**DIRECTIONS**
Copy each line of the entries that contains the word "Temp".

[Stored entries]
● ● ● ● ● ● ●
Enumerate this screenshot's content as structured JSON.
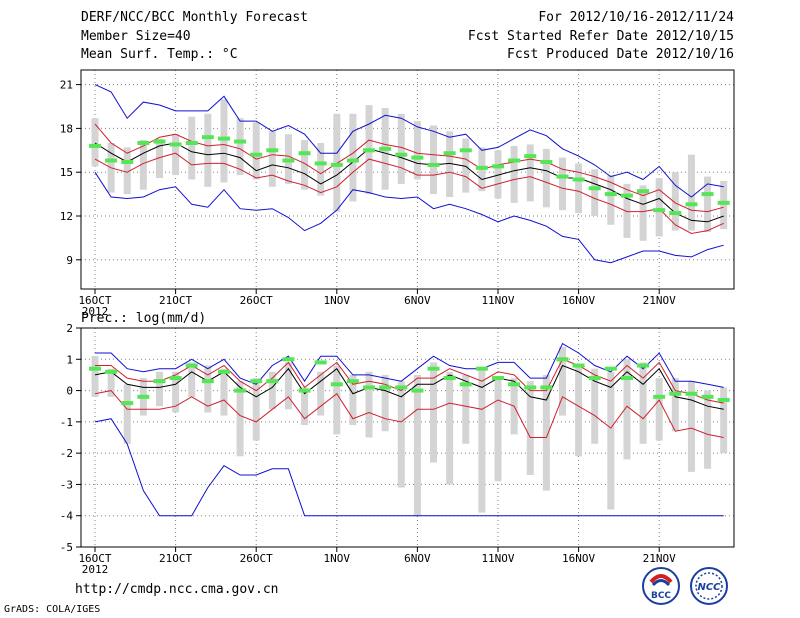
{
  "header": {
    "left": [
      "DERF/NCC/BCC Monthly Forecast",
      "Member Size=40",
      "Mean Surf. Temp.: °C"
    ],
    "right": [
      "For 2012/10/16-2012/11/24",
      "Fcst Started Refer Date 2012/10/15",
      "Fcst Produced Date 2012/10/16"
    ]
  },
  "footer": {
    "url": "http://cmdp.ncc.cma.gov.cn",
    "credit": "GrADS: COLA/IGES"
  },
  "logos": {
    "bcc": "BCC",
    "ncc": "NCC"
  },
  "colors": {
    "box": "#d4d4d4",
    "median": "#55e655",
    "mean": "#000000",
    "spread": "#d02030",
    "extreme": "#1010d0",
    "grid": "#808080"
  },
  "chart_data": [
    {
      "type": "ensemble-box-line",
      "title": "Mean Surf. Temp.: °C",
      "x_ticks": [
        "16OCT",
        "21OCT",
        "26OCT",
        "1NOV",
        "6NOV",
        "11NOV",
        "16NOV",
        "21NOV"
      ],
      "x_sublabel": "2012",
      "days": 40,
      "ylim": [
        7,
        22
      ],
      "y_ticks": [
        9,
        12,
        15,
        18,
        21
      ],
      "box_low": [
        15.4,
        13.6,
        13.5,
        13.8,
        14.6,
        14.8,
        14.5,
        14.0,
        14.3,
        14.8,
        14.5,
        14.0,
        14.2,
        13.8,
        13.4,
        12.3,
        13.0,
        13.5,
        13.8,
        14.2,
        14.5,
        13.5,
        13.3,
        13.6,
        13.7,
        13.2,
        12.9,
        13.0,
        12.6,
        12.4,
        12.2,
        12.0,
        11.4,
        10.5,
        10.3,
        10.6,
        11.0,
        11.0,
        10.9,
        11.1
      ],
      "box_high": [
        18.7,
        17.0,
        16.7,
        17.2,
        17.3,
        17.6,
        18.8,
        19.0,
        20.0,
        18.7,
        18.4,
        17.8,
        17.6,
        17.2,
        17.0,
        19.0,
        19.0,
        19.6,
        19.4,
        19.0,
        18.5,
        18.2,
        17.8,
        17.3,
        16.7,
        16.5,
        16.8,
        16.9,
        16.6,
        16.0,
        15.6,
        15.2,
        14.8,
        14.2,
        14.1,
        14.6,
        15.0,
        16.2,
        14.7,
        14.4
      ],
      "median": [
        16.8,
        15.8,
        15.7,
        17.0,
        17.1,
        16.9,
        17.0,
        17.4,
        17.3,
        17.1,
        16.2,
        16.5,
        15.8,
        16.3,
        15.6,
        15.5,
        15.8,
        16.5,
        16.6,
        16.2,
        16.0,
        15.5,
        16.3,
        16.5,
        15.3,
        15.4,
        15.8,
        16.1,
        15.7,
        14.7,
        14.5,
        13.9,
        13.5,
        13.4,
        13.7,
        12.4,
        12.2,
        12.8,
        13.5,
        12.9
      ],
      "series": [
        {
          "name": "ensemble mean",
          "color": "#000000",
          "values": [
            17.0,
            16.3,
            15.7,
            16.3,
            16.8,
            17.0,
            16.4,
            16.2,
            16.3,
            16.0,
            15.1,
            15.5,
            15.3,
            14.9,
            14.2,
            14.8,
            15.7,
            16.6,
            16.3,
            16.0,
            15.6,
            15.5,
            15.6,
            15.4,
            14.5,
            14.8,
            15.1,
            15.3,
            15.1,
            14.6,
            14.6,
            14.2,
            13.8,
            13.2,
            12.8,
            13.2,
            12.2,
            11.7,
            11.6,
            12.0
          ]
        },
        {
          "name": "mean + 1 std",
          "color": "#d02030",
          "values": [
            18.3,
            17.0,
            16.3,
            16.8,
            17.4,
            17.6,
            17.1,
            16.8,
            16.9,
            16.6,
            15.9,
            16.2,
            16.1,
            15.6,
            14.9,
            15.6,
            16.3,
            17.2,
            16.9,
            16.7,
            16.3,
            16.2,
            16.1,
            15.9,
            15.2,
            15.5,
            15.7,
            15.9,
            15.7,
            15.2,
            15.0,
            14.7,
            14.3,
            13.8,
            13.4,
            13.8,
            12.9,
            12.4,
            12.3,
            12.6
          ]
        },
        {
          "name": "mean - 1 std",
          "color": "#d02030",
          "values": [
            15.9,
            15.3,
            15.0,
            15.6,
            16.0,
            16.3,
            15.5,
            15.6,
            15.6,
            15.2,
            14.6,
            14.8,
            14.4,
            14.1,
            13.6,
            14.0,
            15.0,
            15.9,
            15.6,
            15.3,
            14.8,
            14.8,
            15.0,
            14.7,
            13.9,
            14.2,
            14.5,
            14.7,
            14.3,
            13.9,
            13.7,
            13.2,
            12.8,
            12.3,
            12.3,
            12.5,
            11.4,
            10.8,
            11.0,
            11.5
          ]
        },
        {
          "name": "ensemble max",
          "color": "#1010d0",
          "values": [
            21.0,
            20.5,
            18.7,
            19.8,
            19.6,
            19.2,
            19.2,
            19.2,
            20.2,
            18.5,
            18.5,
            17.8,
            18.2,
            17.6,
            16.3,
            16.3,
            17.8,
            18.3,
            18.9,
            18.7,
            18.1,
            17.8,
            17.4,
            17.6,
            16.5,
            16.7,
            17.3,
            17.9,
            17.5,
            16.6,
            16.1,
            15.5,
            14.7,
            15.0,
            14.5,
            15.4,
            14.1,
            13.3,
            14.2,
            14.0
          ]
        },
        {
          "name": "ensemble min",
          "color": "#1010d0",
          "values": [
            15.0,
            13.3,
            13.2,
            13.3,
            13.8,
            14.0,
            12.8,
            12.6,
            13.8,
            12.5,
            12.4,
            12.5,
            11.9,
            11.0,
            11.5,
            12.4,
            13.8,
            13.6,
            13.3,
            13.2,
            13.3,
            12.5,
            12.8,
            12.5,
            12.1,
            11.6,
            12.0,
            11.7,
            11.3,
            10.6,
            10.4,
            9.0,
            8.8,
            9.2,
            9.6,
            9.6,
            9.3,
            9.2,
            9.7,
            10.0
          ]
        }
      ]
    },
    {
      "type": "ensemble-box-line",
      "title": "Prec.: log(mm/d)",
      "x_ticks": [
        "16OCT",
        "21OCT",
        "26OCT",
        "1NOV",
        "6NOV",
        "11NOV",
        "16NOV",
        "21NOV"
      ],
      "x_sublabel": "2012",
      "days": 40,
      "ylim": [
        -5,
        2
      ],
      "y_ticks": [
        -5,
        -4,
        -3,
        -2,
        -1,
        0,
        1,
        2
      ],
      "box_low": [
        -0.2,
        -0.2,
        -1.7,
        -0.8,
        -0.5,
        -0.7,
        -0.2,
        -0.7,
        -0.8,
        -2.1,
        -1.6,
        -0.6,
        -0.6,
        -1.1,
        -0.8,
        -1.4,
        -1.1,
        -1.5,
        -1.3,
        -3.1,
        -4.0,
        -2.3,
        -3.0,
        -1.7,
        -3.9,
        -2.9,
        -1.4,
        -2.7,
        -3.2,
        -0.8,
        -2.1,
        -1.7,
        -3.8,
        -2.2,
        -1.7,
        -1.6,
        -1.3,
        -2.6,
        -2.5,
        -2.0
      ],
      "box_high": [
        1.1,
        0.7,
        0.2,
        0.4,
        0.6,
        0.6,
        0.9,
        0.8,
        0.7,
        0.3,
        0.4,
        0.6,
        0.9,
        0.1,
        0.6,
        0.8,
        0.5,
        0.6,
        0.5,
        0.3,
        0.5,
        0.9,
        0.6,
        0.5,
        0.7,
        0.4,
        0.4,
        0.3,
        0.5,
        1.4,
        0.8,
        0.7,
        0.6,
        1.0,
        0.9,
        0.4,
        0.4,
        0.3,
        0.0,
        0.1
      ],
      "median": [
        0.7,
        0.6,
        -0.4,
        -0.2,
        0.3,
        0.4,
        0.8,
        0.3,
        0.6,
        0.0,
        0.3,
        0.3,
        1.0,
        0.0,
        0.9,
        0.2,
        0.3,
        0.1,
        0.1,
        0.1,
        0.0,
        0.7,
        0.4,
        0.2,
        0.7,
        0.4,
        0.2,
        0.1,
        0.1,
        1.0,
        0.8,
        0.4,
        0.7,
        0.4,
        0.8,
        -0.2,
        -0.1,
        -0.1,
        -0.2,
        -0.3
      ],
      "series": [
        {
          "name": "ensemble mean",
          "color": "#000000",
          "values": [
            0.5,
            0.6,
            0.2,
            0.1,
            0.1,
            0.2,
            0.6,
            0.3,
            0.6,
            0.1,
            -0.2,
            0.1,
            0.7,
            -0.1,
            0.3,
            0.7,
            -0.1,
            0.1,
            0.0,
            -0.2,
            0.2,
            0.2,
            0.5,
            0.3,
            0.1,
            0.4,
            0.3,
            -0.2,
            -0.3,
            0.8,
            0.6,
            0.3,
            0.1,
            0.6,
            0.2,
            0.7,
            -0.2,
            -0.3,
            -0.5,
            -0.6
          ]
        },
        {
          "name": "mean + 1 std",
          "color": "#d02030",
          "values": [
            0.8,
            0.8,
            0.4,
            0.3,
            0.3,
            0.5,
            0.8,
            0.5,
            0.8,
            0.3,
            0.0,
            0.4,
            0.9,
            0.1,
            0.5,
            0.9,
            0.2,
            0.3,
            0.2,
            0.0,
            0.4,
            0.4,
            0.7,
            0.5,
            0.3,
            0.6,
            0.5,
            0.0,
            0.0,
            1.0,
            0.8,
            0.5,
            0.3,
            0.8,
            0.4,
            0.9,
            0.0,
            -0.1,
            -0.3,
            -0.4
          ]
        },
        {
          "name": "mean - 1 std",
          "color": "#d02030",
          "values": [
            -0.1,
            0.0,
            -0.6,
            -0.6,
            -0.6,
            -0.5,
            -0.2,
            -0.5,
            -0.3,
            -0.8,
            -1.0,
            -0.6,
            -0.2,
            -0.9,
            -0.5,
            -0.1,
            -0.9,
            -0.7,
            -0.9,
            -1.0,
            -0.6,
            -0.6,
            -0.4,
            -0.5,
            -0.6,
            -0.3,
            -0.5,
            -1.5,
            -1.5,
            -0.2,
            -0.5,
            -0.8,
            -1.2,
            -0.5,
            -0.9,
            -0.3,
            -1.3,
            -1.2,
            -1.4,
            -1.5
          ]
        },
        {
          "name": "ensemble max",
          "color": "#1010d0",
          "values": [
            1.2,
            1.2,
            0.7,
            0.6,
            0.7,
            0.7,
            1.0,
            0.7,
            1.0,
            0.4,
            0.2,
            0.8,
            1.1,
            0.3,
            1.1,
            1.1,
            0.5,
            0.5,
            0.4,
            0.3,
            0.7,
            1.1,
            0.8,
            0.7,
            0.7,
            0.9,
            0.9,
            0.4,
            0.4,
            1.5,
            1.2,
            0.8,
            0.6,
            1.1,
            0.7,
            1.2,
            0.3,
            0.3,
            0.2,
            0.1
          ]
        },
        {
          "name": "ensemble min",
          "color": "#1010d0",
          "values": [
            -1.0,
            -0.9,
            -1.7,
            -3.2,
            -4.0,
            -4.0,
            -4.0,
            -3.1,
            -2.4,
            -2.7,
            -2.7,
            -2.5,
            -2.5,
            -4.0,
            -4.0,
            -4.0,
            -4.0,
            -4.0,
            -4.0,
            -4.0,
            -4.0,
            -4.0,
            -4.0,
            -4.0,
            -4.0,
            -4.0,
            -4.0,
            -4.0,
            -4.0,
            -4.0,
            -4.0,
            -4.0,
            -4.0,
            -4.0,
            -4.0,
            -4.0,
            -4.0,
            -4.0,
            -4.0,
            -4.0
          ]
        }
      ]
    }
  ]
}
● ● ● ● ● ● ●
**ANSWER FOR THIS EXERCISE**
      "Mean Surf. Temp.: °C"
      "title": "Mean Surf. Temp.: °C",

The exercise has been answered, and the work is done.